• STATED TASK
Identify all lines in the listing that include the word "Construction", and copy them out.

Data entries for graphics:
[start]

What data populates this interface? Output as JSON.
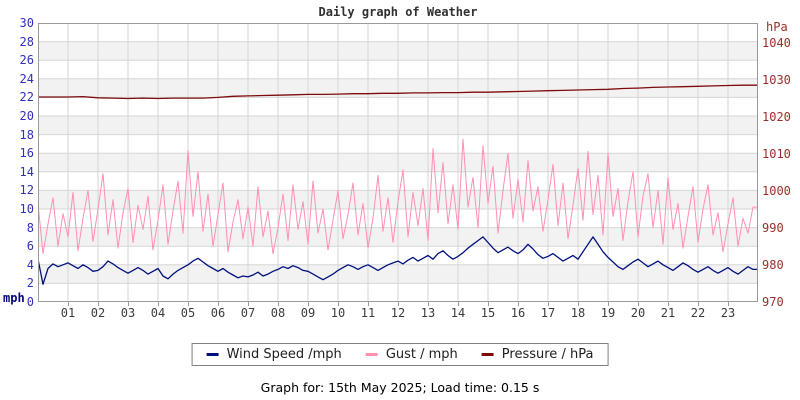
{
  "title": "Daily graph of Weather",
  "footer": "Graph for: 15th May 2025; Load time: 0.15 s",
  "colors": {
    "wind": "#00107e",
    "gust": "#ff8fb1",
    "pressure": "#7d0b0b",
    "left_axis_text": "#3030b8",
    "right_axis_text": "#9a2f28",
    "x_axis_text": "#3c3c3c",
    "grid_line": "#d6d6d6",
    "band_fill": "#f2f2f2",
    "plot_border": "#9a9a9a"
  },
  "axes": {
    "left_unit": "mph",
    "right_unit": "hPa",
    "left_ticks": [
      "30",
      "28",
      "26",
      "24",
      "22",
      "20",
      "18",
      "16",
      "14",
      "12",
      "10",
      "8",
      "6",
      "4",
      "2",
      "0"
    ],
    "right_ticks": [
      "1040",
      "1030",
      "1020",
      "1010",
      "1000",
      "990",
      "980",
      "970"
    ],
    "x_ticks": [
      "01",
      "02",
      "03",
      "04",
      "05",
      "06",
      "07",
      "08",
      "09",
      "10",
      "11",
      "12",
      "13",
      "14",
      "15",
      "16",
      "17",
      "18",
      "19",
      "20",
      "21",
      "22",
      "23"
    ]
  },
  "legend": [
    {
      "label": "Wind Speed /mph",
      "color": "#00107e"
    },
    {
      "label": "Gust / mph",
      "color": "#ff8fb1"
    },
    {
      "label": "Pressure / hPa",
      "color": "#7d0b0b"
    }
  ],
  "chart_data": {
    "type": "line",
    "title": "Daily graph of Weather",
    "x_axis": {
      "unit": "hours",
      "range": [
        0,
        24
      ],
      "tick_labels": [
        "01",
        "02",
        "03",
        "04",
        "05",
        "06",
        "07",
        "08",
        "09",
        "10",
        "11",
        "12",
        "13",
        "14",
        "15",
        "16",
        "17",
        "18",
        "19",
        "20",
        "21",
        "22",
        "23"
      ]
    },
    "left_axis": {
      "label": "mph",
      "range": [
        0,
        30
      ],
      "tick_step": 2
    },
    "right_axis": {
      "label": "hPa",
      "labeled_range": [
        970,
        1040
      ],
      "tick_step": 10
    },
    "grid": true,
    "legend_position": "bottom",
    "series": [
      {
        "name": "Gust / mph",
        "axis": "left",
        "unit": "mph",
        "color": "#ff8fb1",
        "interval_minutes": 10,
        "values": [
          10.6,
          5.2,
          8.4,
          11.2,
          6.0,
          9.5,
          7.0,
          11.8,
          5.5,
          9.0,
          12.0,
          6.5,
          10.0,
          13.8,
          7.2,
          11.0,
          5.8,
          9.6,
          12.2,
          6.4,
          10.4,
          7.8,
          11.4,
          5.6,
          8.8,
          12.6,
          6.2,
          9.8,
          13.0,
          7.4,
          16.3,
          9.2,
          14.0,
          7.6,
          11.6,
          6.0,
          9.4,
          12.8,
          5.4,
          8.6,
          11.0,
          6.8,
          10.2,
          6.0,
          12.4,
          7.0,
          9.8,
          5.2,
          8.0,
          11.6,
          6.6,
          12.6,
          7.8,
          10.8,
          6.2,
          13.0,
          7.4,
          10.0,
          5.6,
          8.8,
          12.0,
          6.8,
          9.4,
          12.8,
          7.2,
          10.6,
          5.8,
          9.0,
          13.6,
          7.6,
          11.2,
          6.4,
          10.8,
          14.2,
          7.0,
          11.8,
          8.2,
          12.2,
          6.6,
          16.5,
          9.6,
          15.0,
          8.4,
          12.6,
          7.8,
          17.5,
          10.2,
          13.4,
          8.0,
          16.8,
          10.6,
          14.6,
          7.4,
          12.0,
          16.0,
          9.0,
          13.2,
          8.6,
          15.2,
          9.8,
          12.4,
          7.6,
          11.0,
          14.8,
          8.2,
          12.8,
          6.8,
          10.4,
          14.4,
          8.8,
          16.2,
          9.4,
          13.6,
          7.2,
          16.0,
          9.2,
          12.2,
          6.6,
          10.8,
          14.0,
          7.0,
          11.4,
          13.8,
          8.0,
          12.0,
          6.2,
          13.4,
          7.8,
          10.6,
          5.8,
          9.2,
          12.4,
          6.4,
          10.0,
          12.6,
          7.2,
          9.6,
          5.4,
          8.4,
          11.2,
          6.0,
          9.0,
          7.4,
          10.2
        ]
      },
      {
        "name": "Wind Speed /mph",
        "axis": "left",
        "unit": "mph",
        "color": "#00107e",
        "interval_minutes": 10,
        "values": [
          4.6,
          1.9,
          3.6,
          4.1,
          3.8,
          4.0,
          4.2,
          3.9,
          3.6,
          4.0,
          3.7,
          3.3,
          3.4,
          3.8,
          4.4,
          4.1,
          3.7,
          3.4,
          3.1,
          3.4,
          3.7,
          3.4,
          3.0,
          3.3,
          3.6,
          2.8,
          2.5,
          3.0,
          3.4,
          3.7,
          4.0,
          4.4,
          4.7,
          4.3,
          3.9,
          3.6,
          3.3,
          3.6,
          3.2,
          2.9,
          2.6,
          2.8,
          2.7,
          2.9,
          3.2,
          2.8,
          3.0,
          3.3,
          3.5,
          3.8,
          3.6,
          3.9,
          3.7,
          3.4,
          3.3,
          3.0,
          2.7,
          2.4,
          2.7,
          3.0,
          3.4,
          3.7,
          4.0,
          3.8,
          3.5,
          3.8,
          4.0,
          3.7,
          3.4,
          3.7,
          4.0,
          4.2,
          4.4,
          4.1,
          4.5,
          4.8,
          4.4,
          4.7,
          5.0,
          4.6,
          5.2,
          5.5,
          5.0,
          4.6,
          4.9,
          5.3,
          5.8,
          6.2,
          6.6,
          7.0,
          6.4,
          5.8,
          5.3,
          5.6,
          5.9,
          5.5,
          5.2,
          5.6,
          6.2,
          5.7,
          5.1,
          4.7,
          4.9,
          5.2,
          4.8,
          4.4,
          4.7,
          5.0,
          4.6,
          5.4,
          6.2,
          7.0,
          6.2,
          5.4,
          4.8,
          4.3,
          3.8,
          3.5,
          3.9,
          4.3,
          4.6,
          4.2,
          3.8,
          4.1,
          4.4,
          4.0,
          3.7,
          3.4,
          3.8,
          4.2,
          3.9,
          3.5,
          3.2,
          3.5,
          3.8,
          3.4,
          3.1,
          3.4,
          3.7,
          3.3,
          3.0,
          3.4,
          3.8,
          3.5
        ]
      },
      {
        "name": "Pressure / hPa",
        "axis": "right",
        "unit": "hPa",
        "color": "#7d0b0b",
        "interval_minutes": 30,
        "values": [
          1025.4,
          1025.4,
          1025.4,
          1025.5,
          1025.2,
          1025.1,
          1025.0,
          1025.1,
          1025.0,
          1025.1,
          1025.1,
          1025.1,
          1025.3,
          1025.6,
          1025.7,
          1025.8,
          1025.9,
          1026.0,
          1026.1,
          1026.1,
          1026.2,
          1026.3,
          1026.3,
          1026.4,
          1026.4,
          1026.5,
          1026.5,
          1026.6,
          1026.6,
          1026.7,
          1026.7,
          1026.8,
          1026.9,
          1027.0,
          1027.1,
          1027.2,
          1027.3,
          1027.4,
          1027.5,
          1027.7,
          1027.8,
          1028.0,
          1028.1,
          1028.2,
          1028.3,
          1028.4,
          1028.5,
          1028.6,
          1028.6
        ]
      }
    ]
  }
}
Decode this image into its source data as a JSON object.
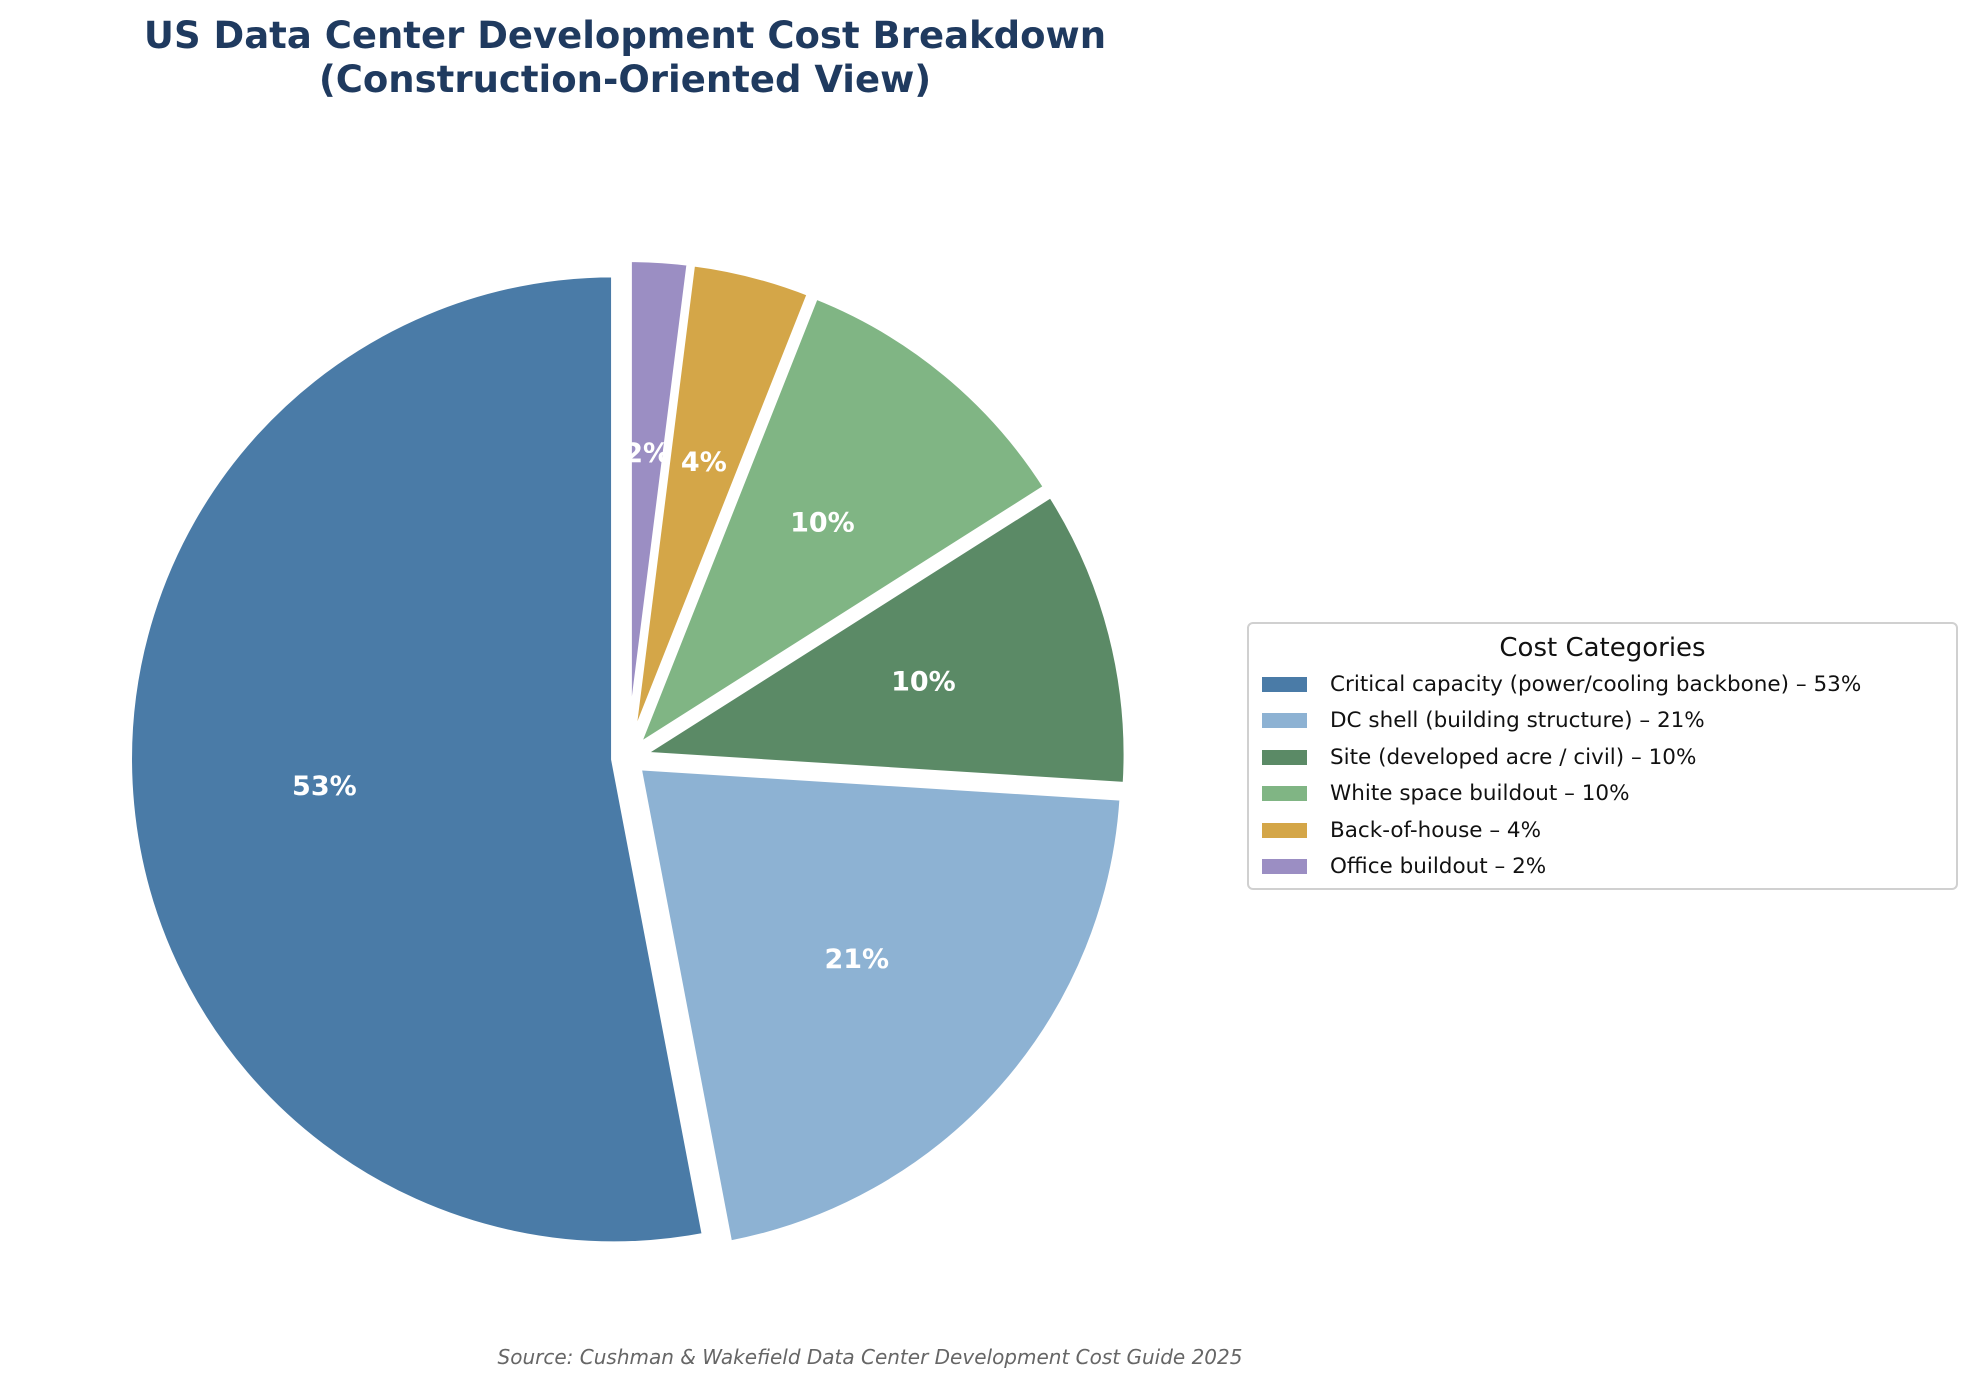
{
  "title_lines": [
    "US Data Center Development Cost Breakdown",
    "(Construction-Oriented View)"
  ],
  "source": "Source: Cushman & Wakefield Data Center Development Cost Guide 2025",
  "legend": {
    "title": "Cost Categories",
    "items": [
      {
        "label": "Critical capacity (power/cooling backbone) – 53%",
        "color": "#4a7ba7"
      },
      {
        "label": "DC shell (building structure) – 21%",
        "color": "#8db2d3"
      },
      {
        "label": "Site (developed acre / civil) – 10%",
        "color": "#5b8a66"
      },
      {
        "label": "White space buildout – 10%",
        "color": "#80b584"
      },
      {
        "label": "Back-of-house – 4%",
        "color": "#d4a648"
      },
      {
        "label": "Office buildout – 2%",
        "color": "#9b8ec3"
      }
    ]
  },
  "chart_data": {
    "type": "pie",
    "title": "US Data Center Development Cost Breakdown (Construction-Oriented View)",
    "start_angle_deg": 90,
    "direction": "counterclockwise",
    "slices": [
      {
        "name": "Critical capacity (power/cooling backbone)",
        "value": 53,
        "label": "53%",
        "color": "#4a7ba7"
      },
      {
        "name": "DC shell (building structure)",
        "value": 21,
        "label": "21%",
        "color": "#8db2d3"
      },
      {
        "name": "Site (developed acre / civil)",
        "value": 10,
        "label": "10%",
        "color": "#5b8a66"
      },
      {
        "name": "White space buildout",
        "value": 10,
        "label": "10%",
        "color": "#80b584"
      },
      {
        "name": "Back-of-house",
        "value": 4,
        "label": "4%",
        "color": "#d4a648"
      },
      {
        "name": "Office buildout",
        "value": 2,
        "label": "2%",
        "color": "#9b8ec3"
      }
    ]
  }
}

[end]

• FINISHED ANSWER
    "(Construction-Oriented View)"
    "title": "US Data Center Development Cost Breakdown (Construction-Oriented View)",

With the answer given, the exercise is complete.